> _TASK STATEMENT_
Copy every line of the listing that holds the string "What".

> _THE RECORDS_

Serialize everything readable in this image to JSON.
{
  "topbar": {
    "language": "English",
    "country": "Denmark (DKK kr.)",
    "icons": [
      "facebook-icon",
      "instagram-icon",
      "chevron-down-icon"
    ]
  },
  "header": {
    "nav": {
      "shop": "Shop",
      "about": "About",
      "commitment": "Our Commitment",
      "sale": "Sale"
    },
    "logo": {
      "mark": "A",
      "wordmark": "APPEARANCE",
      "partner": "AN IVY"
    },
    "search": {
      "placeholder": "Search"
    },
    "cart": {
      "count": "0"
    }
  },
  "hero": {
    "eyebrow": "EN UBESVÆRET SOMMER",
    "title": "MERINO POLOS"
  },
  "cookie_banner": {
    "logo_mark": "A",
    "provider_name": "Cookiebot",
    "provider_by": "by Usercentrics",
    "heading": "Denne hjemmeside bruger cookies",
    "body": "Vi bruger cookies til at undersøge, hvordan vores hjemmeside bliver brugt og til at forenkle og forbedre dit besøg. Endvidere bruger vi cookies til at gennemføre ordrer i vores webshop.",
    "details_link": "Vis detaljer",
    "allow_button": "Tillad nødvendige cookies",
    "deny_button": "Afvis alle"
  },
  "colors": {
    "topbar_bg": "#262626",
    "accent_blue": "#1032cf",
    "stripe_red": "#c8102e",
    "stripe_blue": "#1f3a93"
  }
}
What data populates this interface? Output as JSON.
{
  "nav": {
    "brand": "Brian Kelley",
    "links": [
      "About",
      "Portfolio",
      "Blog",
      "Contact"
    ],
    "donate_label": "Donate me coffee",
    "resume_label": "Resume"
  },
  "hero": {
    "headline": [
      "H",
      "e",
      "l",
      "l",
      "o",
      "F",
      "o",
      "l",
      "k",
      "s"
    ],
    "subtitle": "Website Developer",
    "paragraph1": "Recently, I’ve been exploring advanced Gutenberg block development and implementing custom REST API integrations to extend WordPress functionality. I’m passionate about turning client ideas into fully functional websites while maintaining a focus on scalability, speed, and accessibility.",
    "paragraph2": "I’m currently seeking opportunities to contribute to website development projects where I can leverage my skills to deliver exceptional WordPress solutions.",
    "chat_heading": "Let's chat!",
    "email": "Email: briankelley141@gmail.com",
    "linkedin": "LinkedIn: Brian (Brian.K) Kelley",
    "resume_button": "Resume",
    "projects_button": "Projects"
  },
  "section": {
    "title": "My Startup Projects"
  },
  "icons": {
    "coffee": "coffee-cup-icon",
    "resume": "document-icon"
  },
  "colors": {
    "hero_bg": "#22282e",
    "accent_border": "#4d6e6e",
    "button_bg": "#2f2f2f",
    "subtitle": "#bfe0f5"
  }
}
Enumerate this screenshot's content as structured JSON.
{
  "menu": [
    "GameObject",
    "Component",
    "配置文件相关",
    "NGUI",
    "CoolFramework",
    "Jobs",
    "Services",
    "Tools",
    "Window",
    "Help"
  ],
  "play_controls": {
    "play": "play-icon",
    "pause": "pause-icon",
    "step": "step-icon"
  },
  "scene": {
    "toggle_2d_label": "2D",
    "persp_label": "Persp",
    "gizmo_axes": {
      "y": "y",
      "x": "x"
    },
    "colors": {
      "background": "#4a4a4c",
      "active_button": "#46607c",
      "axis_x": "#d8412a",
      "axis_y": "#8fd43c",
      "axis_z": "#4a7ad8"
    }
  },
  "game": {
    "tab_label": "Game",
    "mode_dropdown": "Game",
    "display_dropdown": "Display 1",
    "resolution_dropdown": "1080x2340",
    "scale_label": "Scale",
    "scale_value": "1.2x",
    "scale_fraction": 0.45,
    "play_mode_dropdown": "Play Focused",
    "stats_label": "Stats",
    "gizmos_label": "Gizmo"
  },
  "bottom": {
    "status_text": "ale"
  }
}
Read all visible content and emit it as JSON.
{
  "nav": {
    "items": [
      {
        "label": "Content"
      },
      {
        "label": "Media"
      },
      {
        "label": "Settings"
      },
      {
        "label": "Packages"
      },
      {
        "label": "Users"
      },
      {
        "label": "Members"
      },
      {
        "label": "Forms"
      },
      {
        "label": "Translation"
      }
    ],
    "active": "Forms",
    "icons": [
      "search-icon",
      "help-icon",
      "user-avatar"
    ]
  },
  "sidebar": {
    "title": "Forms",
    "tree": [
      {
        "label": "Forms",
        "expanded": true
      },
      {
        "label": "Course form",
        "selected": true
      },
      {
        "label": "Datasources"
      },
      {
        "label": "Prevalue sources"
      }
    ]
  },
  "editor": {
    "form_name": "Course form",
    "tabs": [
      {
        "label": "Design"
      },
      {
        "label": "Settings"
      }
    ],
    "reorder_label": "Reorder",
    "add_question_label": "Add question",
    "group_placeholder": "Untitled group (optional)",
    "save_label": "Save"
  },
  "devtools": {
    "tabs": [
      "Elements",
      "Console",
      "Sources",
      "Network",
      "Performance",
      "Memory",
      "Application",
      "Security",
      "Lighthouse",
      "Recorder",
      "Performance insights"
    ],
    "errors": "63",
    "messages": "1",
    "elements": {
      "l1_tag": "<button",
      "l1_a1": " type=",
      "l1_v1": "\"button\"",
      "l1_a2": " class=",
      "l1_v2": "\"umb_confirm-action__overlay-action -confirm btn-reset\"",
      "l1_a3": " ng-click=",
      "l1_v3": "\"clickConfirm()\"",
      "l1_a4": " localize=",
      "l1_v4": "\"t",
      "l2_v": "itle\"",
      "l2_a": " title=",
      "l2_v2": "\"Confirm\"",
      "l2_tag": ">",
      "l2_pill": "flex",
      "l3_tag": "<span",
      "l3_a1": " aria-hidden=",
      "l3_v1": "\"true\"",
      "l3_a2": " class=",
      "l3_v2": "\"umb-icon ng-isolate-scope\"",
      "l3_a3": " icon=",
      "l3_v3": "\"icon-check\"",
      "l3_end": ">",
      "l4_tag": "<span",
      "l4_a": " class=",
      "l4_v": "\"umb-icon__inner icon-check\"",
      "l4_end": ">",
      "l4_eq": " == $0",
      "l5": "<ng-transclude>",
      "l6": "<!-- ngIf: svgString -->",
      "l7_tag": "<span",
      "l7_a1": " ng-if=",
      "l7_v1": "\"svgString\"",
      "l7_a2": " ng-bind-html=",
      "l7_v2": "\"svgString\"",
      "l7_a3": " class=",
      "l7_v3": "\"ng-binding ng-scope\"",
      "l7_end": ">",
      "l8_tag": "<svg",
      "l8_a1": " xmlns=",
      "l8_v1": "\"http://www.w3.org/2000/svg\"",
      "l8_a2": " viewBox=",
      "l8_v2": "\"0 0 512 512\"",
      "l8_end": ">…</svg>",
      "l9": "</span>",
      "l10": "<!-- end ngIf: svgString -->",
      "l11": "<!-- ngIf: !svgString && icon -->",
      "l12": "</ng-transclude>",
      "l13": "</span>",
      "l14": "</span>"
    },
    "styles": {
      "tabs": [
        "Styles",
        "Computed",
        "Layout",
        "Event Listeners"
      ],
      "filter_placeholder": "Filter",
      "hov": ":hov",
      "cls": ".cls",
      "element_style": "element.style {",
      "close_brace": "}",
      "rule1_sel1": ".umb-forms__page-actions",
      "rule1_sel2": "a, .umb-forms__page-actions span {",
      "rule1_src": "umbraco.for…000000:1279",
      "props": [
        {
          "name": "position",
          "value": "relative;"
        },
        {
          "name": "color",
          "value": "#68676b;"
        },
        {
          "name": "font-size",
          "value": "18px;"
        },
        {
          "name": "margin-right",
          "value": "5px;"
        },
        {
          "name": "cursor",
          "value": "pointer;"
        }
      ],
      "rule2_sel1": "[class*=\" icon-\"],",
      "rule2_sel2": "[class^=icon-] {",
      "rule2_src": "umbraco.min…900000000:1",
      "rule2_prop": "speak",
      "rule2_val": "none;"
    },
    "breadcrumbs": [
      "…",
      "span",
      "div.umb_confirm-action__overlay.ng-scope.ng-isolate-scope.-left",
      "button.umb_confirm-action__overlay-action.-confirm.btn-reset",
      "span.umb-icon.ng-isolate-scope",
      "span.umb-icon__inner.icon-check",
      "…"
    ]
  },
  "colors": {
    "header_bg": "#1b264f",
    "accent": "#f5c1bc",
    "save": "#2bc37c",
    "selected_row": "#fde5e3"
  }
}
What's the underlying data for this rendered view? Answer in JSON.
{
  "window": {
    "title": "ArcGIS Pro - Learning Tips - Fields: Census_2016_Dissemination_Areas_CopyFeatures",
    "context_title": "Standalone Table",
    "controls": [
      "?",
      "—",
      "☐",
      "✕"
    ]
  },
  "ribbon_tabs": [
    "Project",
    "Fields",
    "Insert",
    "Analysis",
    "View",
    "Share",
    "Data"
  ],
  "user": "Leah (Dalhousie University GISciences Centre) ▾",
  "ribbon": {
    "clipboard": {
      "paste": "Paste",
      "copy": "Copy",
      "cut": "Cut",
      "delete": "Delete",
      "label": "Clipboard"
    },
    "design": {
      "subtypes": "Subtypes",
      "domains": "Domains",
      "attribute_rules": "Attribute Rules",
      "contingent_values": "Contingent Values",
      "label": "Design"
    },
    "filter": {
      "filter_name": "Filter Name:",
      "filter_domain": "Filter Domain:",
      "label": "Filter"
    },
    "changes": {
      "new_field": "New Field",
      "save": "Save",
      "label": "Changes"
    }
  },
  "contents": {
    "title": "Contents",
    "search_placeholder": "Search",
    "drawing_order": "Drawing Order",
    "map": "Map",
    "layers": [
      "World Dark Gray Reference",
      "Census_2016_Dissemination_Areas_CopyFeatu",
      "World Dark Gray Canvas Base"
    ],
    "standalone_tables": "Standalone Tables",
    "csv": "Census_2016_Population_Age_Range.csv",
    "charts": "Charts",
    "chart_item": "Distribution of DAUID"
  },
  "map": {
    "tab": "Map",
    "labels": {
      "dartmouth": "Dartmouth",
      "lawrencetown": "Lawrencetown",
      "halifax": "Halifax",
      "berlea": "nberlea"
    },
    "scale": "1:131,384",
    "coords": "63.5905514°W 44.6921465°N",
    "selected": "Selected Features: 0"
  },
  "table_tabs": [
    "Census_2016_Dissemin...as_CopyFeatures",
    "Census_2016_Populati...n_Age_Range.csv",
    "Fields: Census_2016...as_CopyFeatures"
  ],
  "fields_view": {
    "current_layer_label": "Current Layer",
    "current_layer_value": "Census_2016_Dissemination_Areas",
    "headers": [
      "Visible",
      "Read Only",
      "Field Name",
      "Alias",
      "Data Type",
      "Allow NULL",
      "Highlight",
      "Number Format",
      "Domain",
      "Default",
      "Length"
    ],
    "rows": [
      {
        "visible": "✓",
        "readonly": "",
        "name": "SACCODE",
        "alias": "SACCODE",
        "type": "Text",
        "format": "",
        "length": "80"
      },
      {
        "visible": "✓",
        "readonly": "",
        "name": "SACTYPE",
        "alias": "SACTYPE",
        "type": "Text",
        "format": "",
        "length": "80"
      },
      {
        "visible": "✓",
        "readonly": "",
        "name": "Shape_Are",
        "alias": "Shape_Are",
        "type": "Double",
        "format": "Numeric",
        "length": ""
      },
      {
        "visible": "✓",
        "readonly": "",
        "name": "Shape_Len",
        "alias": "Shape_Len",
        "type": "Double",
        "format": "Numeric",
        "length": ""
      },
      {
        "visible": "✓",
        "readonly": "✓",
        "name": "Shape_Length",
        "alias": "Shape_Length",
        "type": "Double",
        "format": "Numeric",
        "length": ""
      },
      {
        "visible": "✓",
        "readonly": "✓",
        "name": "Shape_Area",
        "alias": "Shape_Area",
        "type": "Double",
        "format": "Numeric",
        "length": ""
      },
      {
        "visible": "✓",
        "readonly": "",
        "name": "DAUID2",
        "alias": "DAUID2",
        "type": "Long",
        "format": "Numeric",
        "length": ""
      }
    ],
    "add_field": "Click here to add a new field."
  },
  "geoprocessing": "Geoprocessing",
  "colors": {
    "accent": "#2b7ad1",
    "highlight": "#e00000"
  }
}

> _SOLUTION TO THIS PROBLEM_
What data populates this interface? Output as JSON.
What's the underlying data for this rendered view? Answer in JSON.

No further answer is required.